**GOAL**
Starting at the beginning of the records and going on through the line that contains "index-letter[interactable]: H <box>478", lay out each line as a row of a Markdown table with the columns Row and Line, numbering the rows and skipping any blank lines.
········
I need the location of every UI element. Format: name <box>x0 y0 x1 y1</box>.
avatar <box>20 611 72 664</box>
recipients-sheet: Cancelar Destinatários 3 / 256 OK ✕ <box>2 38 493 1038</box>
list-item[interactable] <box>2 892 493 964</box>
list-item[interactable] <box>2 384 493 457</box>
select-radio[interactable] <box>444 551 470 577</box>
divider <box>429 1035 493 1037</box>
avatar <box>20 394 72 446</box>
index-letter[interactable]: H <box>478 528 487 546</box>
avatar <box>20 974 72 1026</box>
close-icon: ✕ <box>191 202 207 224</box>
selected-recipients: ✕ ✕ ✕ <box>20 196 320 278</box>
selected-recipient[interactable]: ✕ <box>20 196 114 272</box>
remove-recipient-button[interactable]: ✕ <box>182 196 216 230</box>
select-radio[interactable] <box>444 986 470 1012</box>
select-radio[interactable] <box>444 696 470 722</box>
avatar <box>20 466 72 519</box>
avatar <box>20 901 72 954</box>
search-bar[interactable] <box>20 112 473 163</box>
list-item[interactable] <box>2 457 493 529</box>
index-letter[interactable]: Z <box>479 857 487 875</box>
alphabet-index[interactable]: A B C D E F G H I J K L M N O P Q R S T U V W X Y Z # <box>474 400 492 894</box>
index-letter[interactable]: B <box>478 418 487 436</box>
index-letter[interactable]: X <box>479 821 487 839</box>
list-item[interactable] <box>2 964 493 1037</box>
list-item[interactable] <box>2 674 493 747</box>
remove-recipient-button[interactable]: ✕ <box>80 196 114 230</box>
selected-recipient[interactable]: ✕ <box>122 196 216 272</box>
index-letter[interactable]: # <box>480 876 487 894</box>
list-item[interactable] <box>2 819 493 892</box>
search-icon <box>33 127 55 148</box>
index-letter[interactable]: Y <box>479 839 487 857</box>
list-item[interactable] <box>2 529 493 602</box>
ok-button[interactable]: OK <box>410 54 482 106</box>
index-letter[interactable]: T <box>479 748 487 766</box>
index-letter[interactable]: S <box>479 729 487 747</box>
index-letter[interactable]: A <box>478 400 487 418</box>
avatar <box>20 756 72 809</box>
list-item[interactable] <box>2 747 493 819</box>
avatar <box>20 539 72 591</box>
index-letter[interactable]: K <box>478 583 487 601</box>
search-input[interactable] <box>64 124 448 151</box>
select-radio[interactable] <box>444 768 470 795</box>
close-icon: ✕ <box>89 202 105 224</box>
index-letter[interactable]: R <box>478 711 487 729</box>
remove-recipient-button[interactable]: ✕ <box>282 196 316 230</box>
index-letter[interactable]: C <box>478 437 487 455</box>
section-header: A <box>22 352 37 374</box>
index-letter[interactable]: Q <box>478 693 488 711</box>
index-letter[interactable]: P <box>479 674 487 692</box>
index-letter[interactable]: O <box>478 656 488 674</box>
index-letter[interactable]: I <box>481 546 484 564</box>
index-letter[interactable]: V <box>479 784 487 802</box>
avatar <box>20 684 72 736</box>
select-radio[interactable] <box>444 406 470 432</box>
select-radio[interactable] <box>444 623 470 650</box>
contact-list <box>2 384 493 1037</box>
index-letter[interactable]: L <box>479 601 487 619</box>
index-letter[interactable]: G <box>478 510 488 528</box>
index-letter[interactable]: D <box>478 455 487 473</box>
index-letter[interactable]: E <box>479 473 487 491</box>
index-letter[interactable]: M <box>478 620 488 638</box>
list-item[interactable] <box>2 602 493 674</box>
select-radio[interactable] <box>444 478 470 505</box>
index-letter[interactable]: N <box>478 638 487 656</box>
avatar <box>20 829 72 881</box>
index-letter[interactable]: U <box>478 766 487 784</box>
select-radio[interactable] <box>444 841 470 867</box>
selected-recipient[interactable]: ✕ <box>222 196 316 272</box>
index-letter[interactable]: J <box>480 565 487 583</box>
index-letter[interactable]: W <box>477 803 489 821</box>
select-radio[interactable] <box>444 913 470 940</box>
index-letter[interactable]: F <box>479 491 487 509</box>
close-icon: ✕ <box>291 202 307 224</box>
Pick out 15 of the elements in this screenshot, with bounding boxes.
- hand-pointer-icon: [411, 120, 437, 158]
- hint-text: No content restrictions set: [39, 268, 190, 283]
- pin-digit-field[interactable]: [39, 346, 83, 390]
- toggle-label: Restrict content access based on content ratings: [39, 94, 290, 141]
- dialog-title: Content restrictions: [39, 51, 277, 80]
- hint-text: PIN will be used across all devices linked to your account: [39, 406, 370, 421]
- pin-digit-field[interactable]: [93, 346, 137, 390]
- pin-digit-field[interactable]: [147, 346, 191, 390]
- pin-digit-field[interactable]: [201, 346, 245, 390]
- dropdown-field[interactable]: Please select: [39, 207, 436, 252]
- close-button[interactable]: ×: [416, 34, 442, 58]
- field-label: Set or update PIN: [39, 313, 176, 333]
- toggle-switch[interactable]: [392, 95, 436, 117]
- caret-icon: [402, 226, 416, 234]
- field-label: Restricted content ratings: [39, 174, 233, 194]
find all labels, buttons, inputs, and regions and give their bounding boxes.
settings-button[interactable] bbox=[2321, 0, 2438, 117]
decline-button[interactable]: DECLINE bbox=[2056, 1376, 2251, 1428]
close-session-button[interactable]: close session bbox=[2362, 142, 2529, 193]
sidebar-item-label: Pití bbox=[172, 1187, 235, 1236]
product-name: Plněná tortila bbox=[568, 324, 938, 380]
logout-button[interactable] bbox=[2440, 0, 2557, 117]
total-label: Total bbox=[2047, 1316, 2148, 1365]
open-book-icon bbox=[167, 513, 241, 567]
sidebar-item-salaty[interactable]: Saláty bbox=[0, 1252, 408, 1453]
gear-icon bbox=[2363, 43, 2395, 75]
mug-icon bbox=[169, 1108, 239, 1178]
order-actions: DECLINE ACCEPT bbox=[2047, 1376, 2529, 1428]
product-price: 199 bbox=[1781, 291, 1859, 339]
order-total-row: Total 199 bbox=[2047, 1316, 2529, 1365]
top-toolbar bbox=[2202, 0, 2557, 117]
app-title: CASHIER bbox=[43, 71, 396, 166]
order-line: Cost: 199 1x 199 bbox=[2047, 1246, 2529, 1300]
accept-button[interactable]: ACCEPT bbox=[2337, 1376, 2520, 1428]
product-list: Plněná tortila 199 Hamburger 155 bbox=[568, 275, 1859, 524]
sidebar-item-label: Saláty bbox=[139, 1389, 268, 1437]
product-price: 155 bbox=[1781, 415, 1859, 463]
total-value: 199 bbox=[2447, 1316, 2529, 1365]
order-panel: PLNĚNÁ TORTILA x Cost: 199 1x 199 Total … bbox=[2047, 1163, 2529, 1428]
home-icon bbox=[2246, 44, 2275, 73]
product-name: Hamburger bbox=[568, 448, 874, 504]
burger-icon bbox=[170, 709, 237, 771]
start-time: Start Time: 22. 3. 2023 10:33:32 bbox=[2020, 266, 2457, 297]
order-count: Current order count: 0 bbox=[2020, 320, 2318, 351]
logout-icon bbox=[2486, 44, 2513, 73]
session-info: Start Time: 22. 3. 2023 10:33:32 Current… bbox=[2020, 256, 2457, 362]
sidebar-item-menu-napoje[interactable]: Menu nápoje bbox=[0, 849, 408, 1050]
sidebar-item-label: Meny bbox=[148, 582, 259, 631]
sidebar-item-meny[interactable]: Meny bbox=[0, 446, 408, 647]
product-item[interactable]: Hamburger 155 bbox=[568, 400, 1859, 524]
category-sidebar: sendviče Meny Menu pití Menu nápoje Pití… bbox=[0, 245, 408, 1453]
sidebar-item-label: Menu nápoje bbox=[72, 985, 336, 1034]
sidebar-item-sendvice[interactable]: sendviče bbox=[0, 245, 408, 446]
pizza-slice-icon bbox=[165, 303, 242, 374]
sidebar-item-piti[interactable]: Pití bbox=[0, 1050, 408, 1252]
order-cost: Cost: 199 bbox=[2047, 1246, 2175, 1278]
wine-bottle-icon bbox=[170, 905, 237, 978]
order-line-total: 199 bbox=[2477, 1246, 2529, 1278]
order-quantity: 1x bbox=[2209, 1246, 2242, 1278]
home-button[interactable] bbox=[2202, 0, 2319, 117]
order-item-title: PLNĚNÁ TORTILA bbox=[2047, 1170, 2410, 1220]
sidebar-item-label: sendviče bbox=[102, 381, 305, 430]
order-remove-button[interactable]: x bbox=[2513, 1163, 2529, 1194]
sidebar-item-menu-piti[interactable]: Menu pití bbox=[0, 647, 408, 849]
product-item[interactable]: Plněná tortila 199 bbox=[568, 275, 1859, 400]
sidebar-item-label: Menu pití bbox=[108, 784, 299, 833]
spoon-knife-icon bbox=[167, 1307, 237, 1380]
········
**THE OUTPUT**
| Row | Line |
|---|---|
| 1 | I need the location of every UI element. Format: name <box>x0 y0 x1 y1</box>. |
| 2 | avatar <box>20 611 72 664</box> |
| 3 | recipients-sheet: Cancelar Destinatários 3 / 256 OK ✕ <box>2 38 493 1038</box> |
| 4 | list-item[interactable] <box>2 892 493 964</box> |
| 5 | list-item[interactable] <box>2 384 493 457</box> |
| 6 | select-radio[interactable] <box>444 551 470 577</box> |
| 7 | divider <box>429 1035 493 1037</box> |
| 8 | avatar <box>20 394 72 446</box> |
| 9 | index-letter[interactable]: H <box>478 528 487 546</box> |